→ SUPPLIED RECORDS

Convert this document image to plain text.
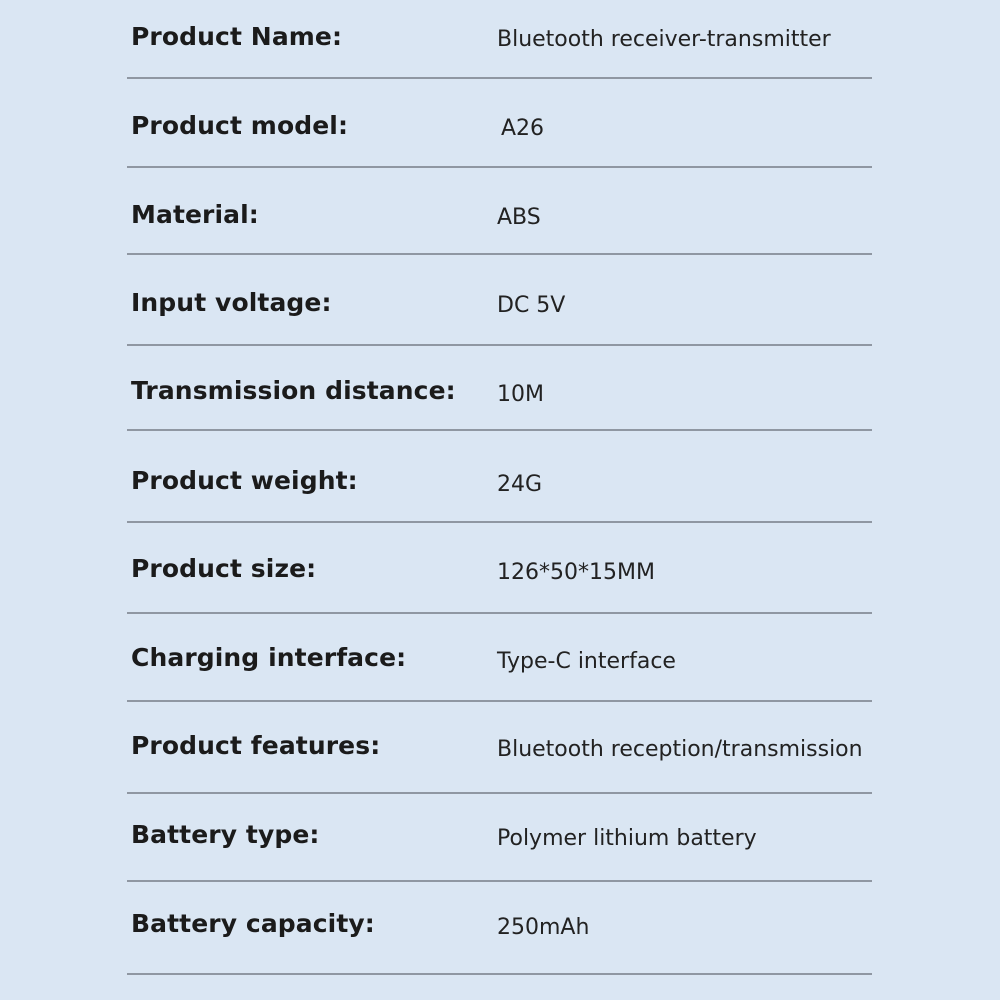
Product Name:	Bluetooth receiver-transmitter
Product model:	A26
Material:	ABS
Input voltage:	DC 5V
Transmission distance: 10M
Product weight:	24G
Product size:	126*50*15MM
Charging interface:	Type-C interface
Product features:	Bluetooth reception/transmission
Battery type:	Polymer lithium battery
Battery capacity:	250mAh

→ EXERCISE DIRECTIONS
Give every record again exactly, apart from the pictures, which stay out.

→ THE SOLUTION
Convert this document image to plain text.
Product Name:	Bluetooth receiver-transmitter
Product model:	A26
Material:	ABS
Input voltage:	DC 5V
Transmission distance: 10M
Product weight:	24G
Product size:	126*50*15MM
Charging interface:	Type-C interface
Product features:	Bluetooth reception/transmission
Battery type:	Polymer lithium battery
Battery capacity:	250mAh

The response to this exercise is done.